→ TEXT EXCERPT:
== Segment start ==

Keywords: B cells; adalimumab; inflammation; memory B cells; rheumatoid arhritis; tocilizumab (IL-6 inhibitor).

FIGURE 1

Activated B cells are expanded in RA. In patients with RA patients, B cells show a significantly higher percentage of surface CD95+ (A) and intracellular Ki-67+ (B) expressing B cells when compared with healthy donors (HD). Data are shown in box-whisker plots showing individual dots, where boxes represent 25th to 75th percentiles and the lines within the boxes represent the median. P values were determined with the Student’s unpaired t-test using GraphPad Prism 6 (***P < 0.0001). n = number of individuals.

== Segment end ==

→ DATA RECORDS:
== Segment start ==

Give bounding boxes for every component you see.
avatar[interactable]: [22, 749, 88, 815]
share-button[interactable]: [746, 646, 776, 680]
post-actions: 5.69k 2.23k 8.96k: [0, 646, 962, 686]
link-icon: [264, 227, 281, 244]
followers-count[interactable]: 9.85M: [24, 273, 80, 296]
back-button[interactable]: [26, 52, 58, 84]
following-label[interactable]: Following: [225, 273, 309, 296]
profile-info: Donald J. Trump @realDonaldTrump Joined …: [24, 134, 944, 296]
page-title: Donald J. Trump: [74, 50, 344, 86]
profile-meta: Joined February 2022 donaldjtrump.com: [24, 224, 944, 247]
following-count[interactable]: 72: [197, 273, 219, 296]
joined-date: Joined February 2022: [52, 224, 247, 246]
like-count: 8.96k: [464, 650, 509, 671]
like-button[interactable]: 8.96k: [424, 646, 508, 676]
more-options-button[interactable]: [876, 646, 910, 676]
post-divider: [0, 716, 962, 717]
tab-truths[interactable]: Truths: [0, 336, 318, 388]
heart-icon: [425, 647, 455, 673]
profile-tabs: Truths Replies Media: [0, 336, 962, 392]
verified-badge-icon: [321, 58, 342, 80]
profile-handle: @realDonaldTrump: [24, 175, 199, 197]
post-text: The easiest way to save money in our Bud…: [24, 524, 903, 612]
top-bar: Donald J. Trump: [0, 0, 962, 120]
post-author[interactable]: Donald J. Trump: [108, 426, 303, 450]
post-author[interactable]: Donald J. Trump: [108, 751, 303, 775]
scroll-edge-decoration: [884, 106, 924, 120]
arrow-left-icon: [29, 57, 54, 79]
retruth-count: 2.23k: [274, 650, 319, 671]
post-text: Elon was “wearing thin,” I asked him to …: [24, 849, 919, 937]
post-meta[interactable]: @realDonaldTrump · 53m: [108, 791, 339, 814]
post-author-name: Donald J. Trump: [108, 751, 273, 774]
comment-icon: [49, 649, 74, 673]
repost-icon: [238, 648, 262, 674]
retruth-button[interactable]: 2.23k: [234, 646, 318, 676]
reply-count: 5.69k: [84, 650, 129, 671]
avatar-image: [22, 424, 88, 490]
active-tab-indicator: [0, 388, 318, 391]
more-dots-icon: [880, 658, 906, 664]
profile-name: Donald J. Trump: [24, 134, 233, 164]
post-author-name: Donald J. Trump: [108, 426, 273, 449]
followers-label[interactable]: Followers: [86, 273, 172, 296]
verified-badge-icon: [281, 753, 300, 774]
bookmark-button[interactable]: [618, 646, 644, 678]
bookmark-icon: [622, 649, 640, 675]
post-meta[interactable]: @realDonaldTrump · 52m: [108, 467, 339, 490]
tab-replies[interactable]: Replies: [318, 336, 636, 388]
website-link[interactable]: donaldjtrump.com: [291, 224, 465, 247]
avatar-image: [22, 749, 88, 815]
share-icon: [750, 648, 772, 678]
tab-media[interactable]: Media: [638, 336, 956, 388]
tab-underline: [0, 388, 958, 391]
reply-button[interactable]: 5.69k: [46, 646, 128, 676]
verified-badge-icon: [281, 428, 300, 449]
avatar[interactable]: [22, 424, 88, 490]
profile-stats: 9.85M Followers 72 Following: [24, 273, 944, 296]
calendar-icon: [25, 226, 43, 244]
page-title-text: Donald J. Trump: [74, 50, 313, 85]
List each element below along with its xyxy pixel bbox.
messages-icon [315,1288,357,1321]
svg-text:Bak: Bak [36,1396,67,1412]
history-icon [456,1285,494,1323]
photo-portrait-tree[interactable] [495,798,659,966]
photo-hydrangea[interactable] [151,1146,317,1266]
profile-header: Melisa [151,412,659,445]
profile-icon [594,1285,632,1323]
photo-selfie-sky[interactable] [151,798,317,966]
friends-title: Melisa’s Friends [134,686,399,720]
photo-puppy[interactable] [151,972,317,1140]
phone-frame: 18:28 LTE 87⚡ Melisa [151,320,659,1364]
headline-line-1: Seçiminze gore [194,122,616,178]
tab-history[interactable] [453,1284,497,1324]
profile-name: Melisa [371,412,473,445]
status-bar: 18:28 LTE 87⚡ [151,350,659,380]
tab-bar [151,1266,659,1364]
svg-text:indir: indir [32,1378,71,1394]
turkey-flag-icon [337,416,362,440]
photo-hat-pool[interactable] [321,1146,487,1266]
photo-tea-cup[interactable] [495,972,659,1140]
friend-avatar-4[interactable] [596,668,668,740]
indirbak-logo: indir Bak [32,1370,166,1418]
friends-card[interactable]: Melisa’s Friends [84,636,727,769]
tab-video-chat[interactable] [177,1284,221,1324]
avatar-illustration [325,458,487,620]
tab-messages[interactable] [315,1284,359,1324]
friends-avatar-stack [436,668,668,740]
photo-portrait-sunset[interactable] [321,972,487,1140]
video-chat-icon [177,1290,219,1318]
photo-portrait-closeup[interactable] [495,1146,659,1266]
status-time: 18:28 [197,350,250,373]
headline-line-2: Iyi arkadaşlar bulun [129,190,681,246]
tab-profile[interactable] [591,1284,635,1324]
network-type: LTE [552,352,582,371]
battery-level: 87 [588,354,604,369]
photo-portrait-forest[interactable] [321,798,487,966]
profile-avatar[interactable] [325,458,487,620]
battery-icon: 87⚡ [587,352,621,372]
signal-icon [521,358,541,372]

== Segment end ==

→ INSTRUCTIONS:
1. Return the stretch of the text excerpt on B cells, placed above the listing, from "Keywords: B cells;" through "number of individuals.".
2. In the text excerpt on B cells, placed above the listing, which statistical test was used to determine the P values?

→ TASK-BY-TASK RESULTS:
1.
Keywords: B cells; adalimumab; inflammation; memory B cells; rheumatoid arhritis; tocilizumab (IL-6 inhibitor).

FIGURE 1

Activated B cells are expanded in RA. In patients with RA patients, B cells show a significantly higher percentage of surface CD95+ (A) and intracellular Ki-67+ (B) expressing B cells when compared with healthy donors (HD). Data are shown in box-whisker plots showing individual dots, where boxes represent 25th to 75th percentiles and the lines within the boxes represent the median. P values were determined with the Student’s unpaired t-test using GraphPad Prism 6 (***P < 0.0001). n = number of individuals.

2. The Student’s unpaired t-test, using GraphPad Prism 6.